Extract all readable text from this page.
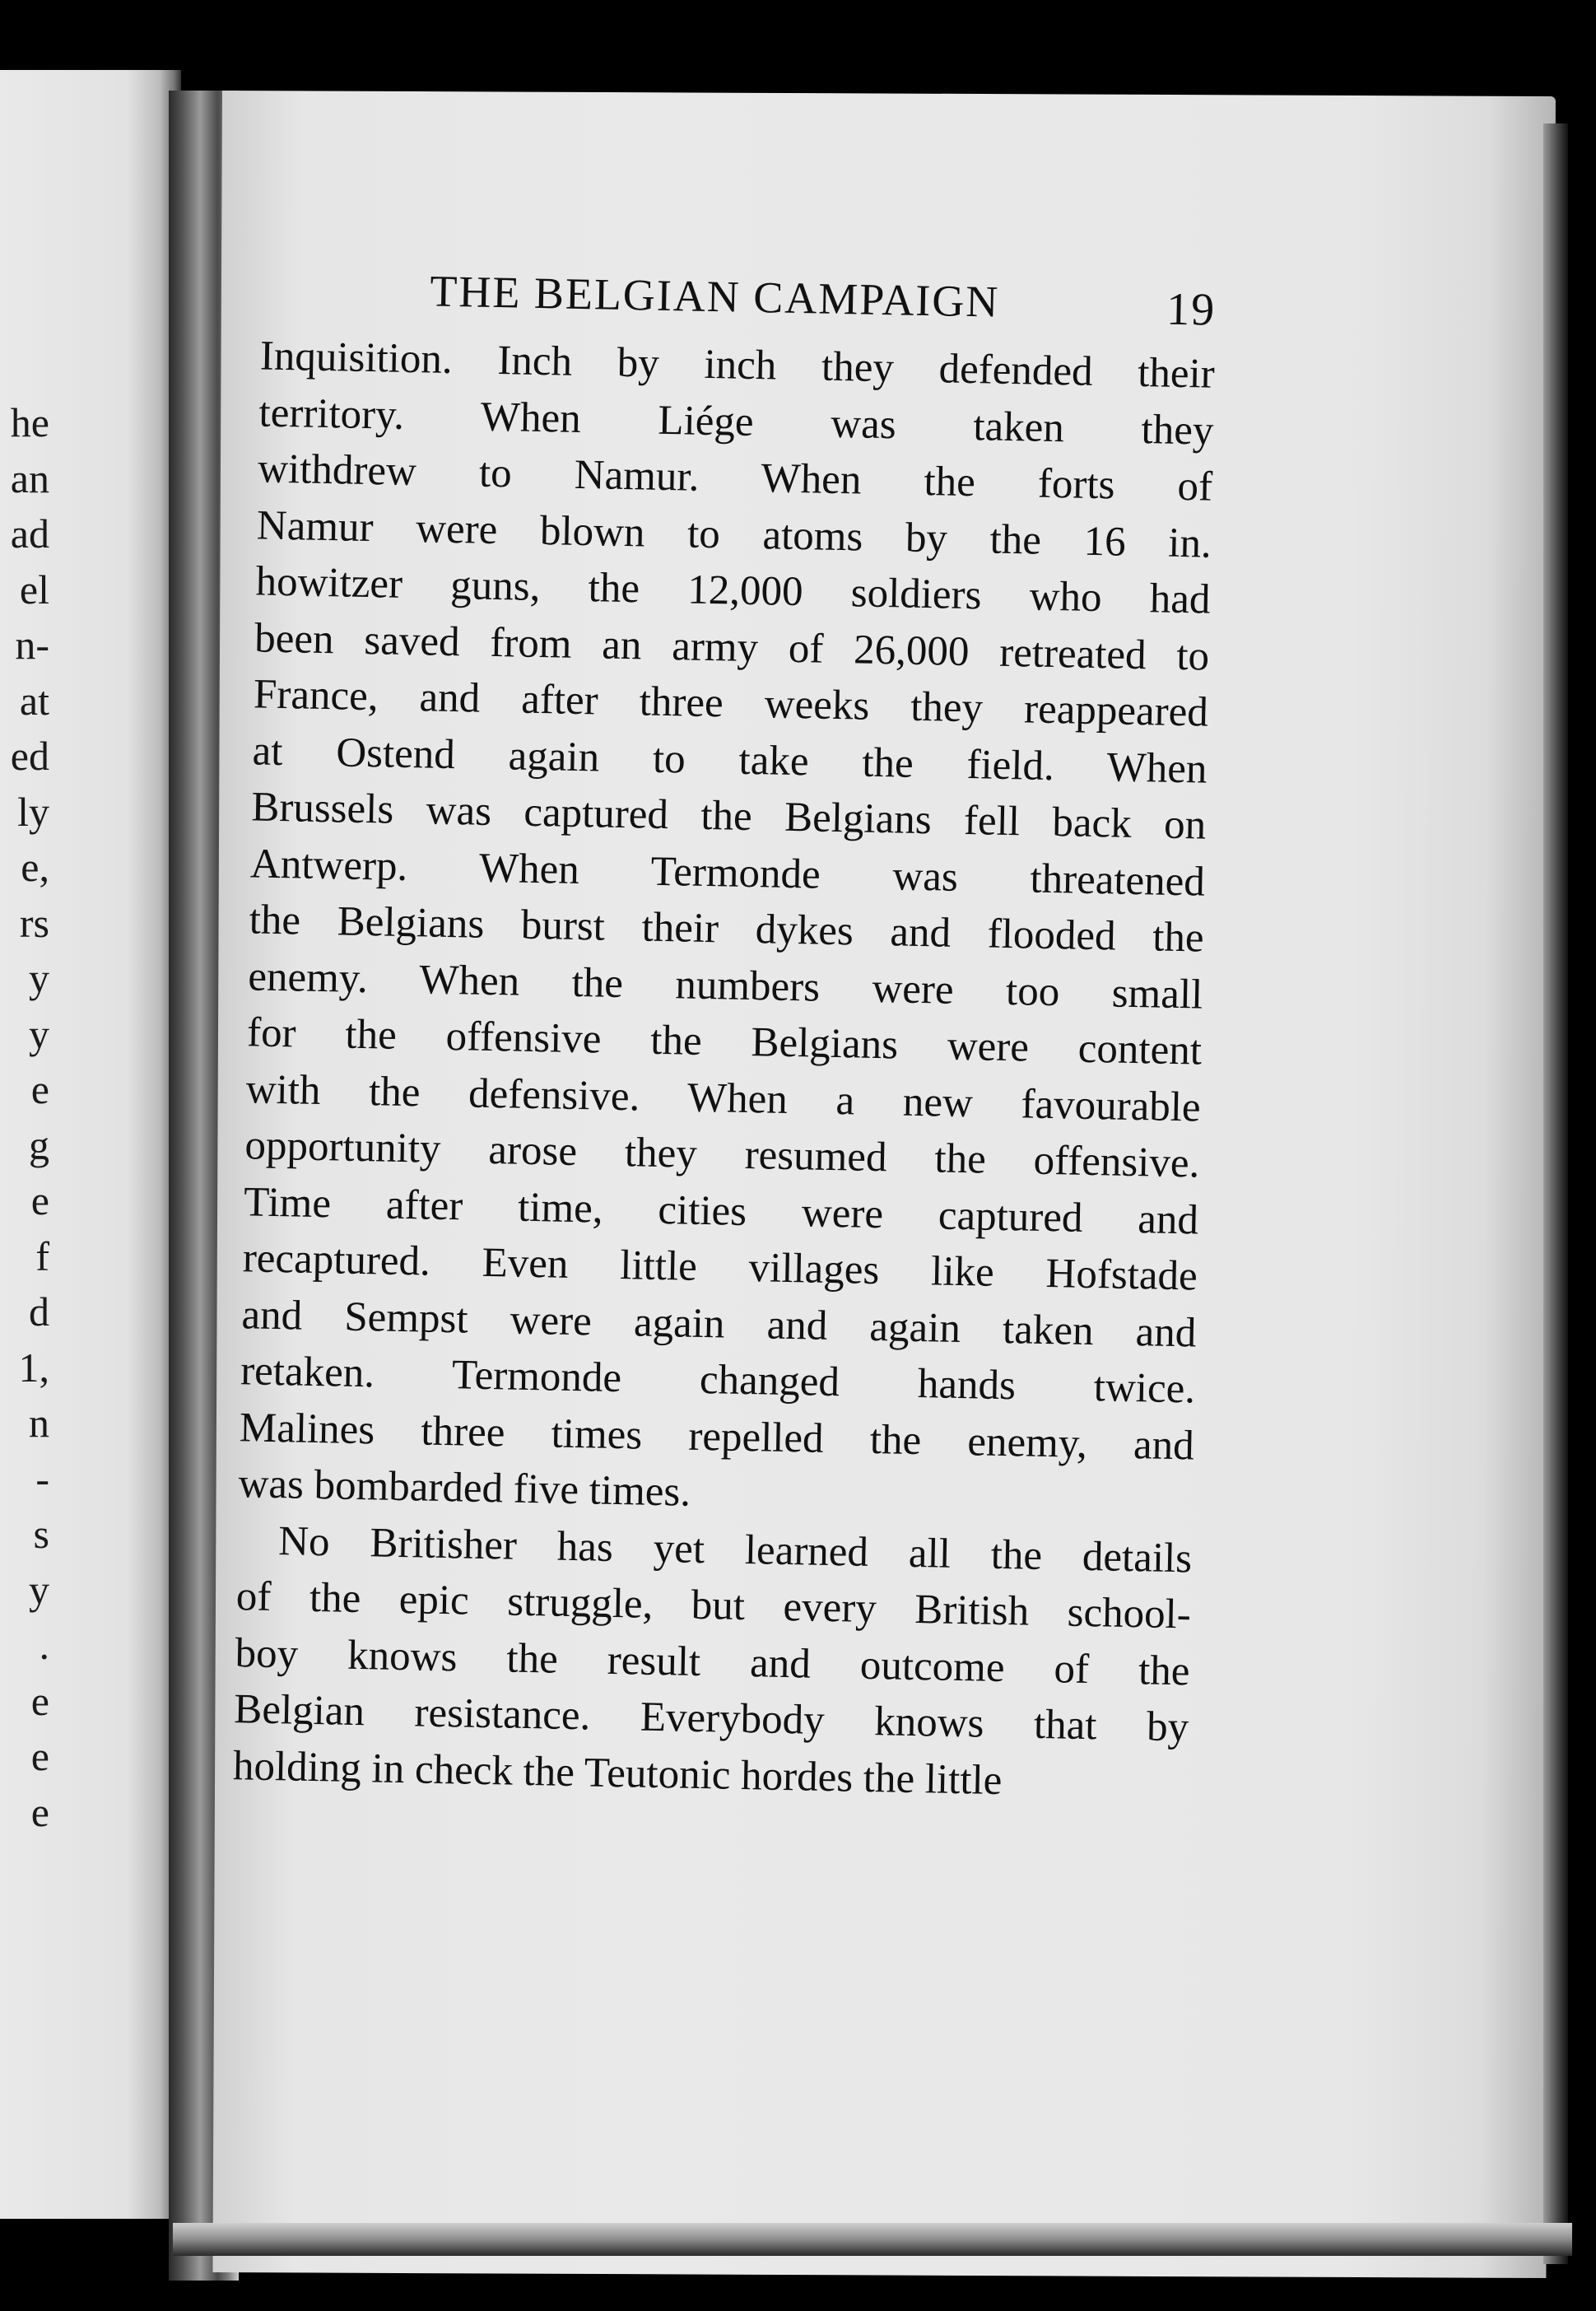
he
an
ad
el
n-
at
ed
ly
e,
rs
y
y
e
g
e
f
d
1,
n
-
s
y
.
e
e
e
THE BELGIAN CAMPAIGN	19

Inquisition. Inch by inch they defended their
territory. When Liége was taken they
withdrew to Namur. When the forts of
Namur were blown to atoms by the 16 in.
howitzer guns, the 12,000 soldiers who had
been saved from an army of 26,000 retreated to
France, and after three weeks they reappeared
at Ostend again to take the field. When
Brussels was captured the Belgians fell back on
Antwerp. When Termonde was threatened
the Belgians burst their dykes and flooded the
enemy. When the numbers were too small
for the offensive the Belgians were content
with the defensive. When a new favourable
opportunity arose they resumed the offensive.
Time after time, cities were captured and
recaptured. Even little villages like Hofstade
and Sempst were again and again taken and
retaken. Termonde changed hands twice.
Malines three times repelled the enemy, and
was bombarded five times.

No Britisher has yet learned all the details
of the epic struggle, but every British school-
boy knows the result and outcome of the
Belgian resistance. Everybody knows that by
holding in check the Teutonic hordes the little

What you should do: Look through the data and show every line containing "When".

Written solution:
territory. When Liége was taken they
withdrew to Namur. When the forts of
at Ostend again to take the field. When
Antwerp. When Termonde was threatened
enemy. When the numbers were too small
with the defensive. When a new favourable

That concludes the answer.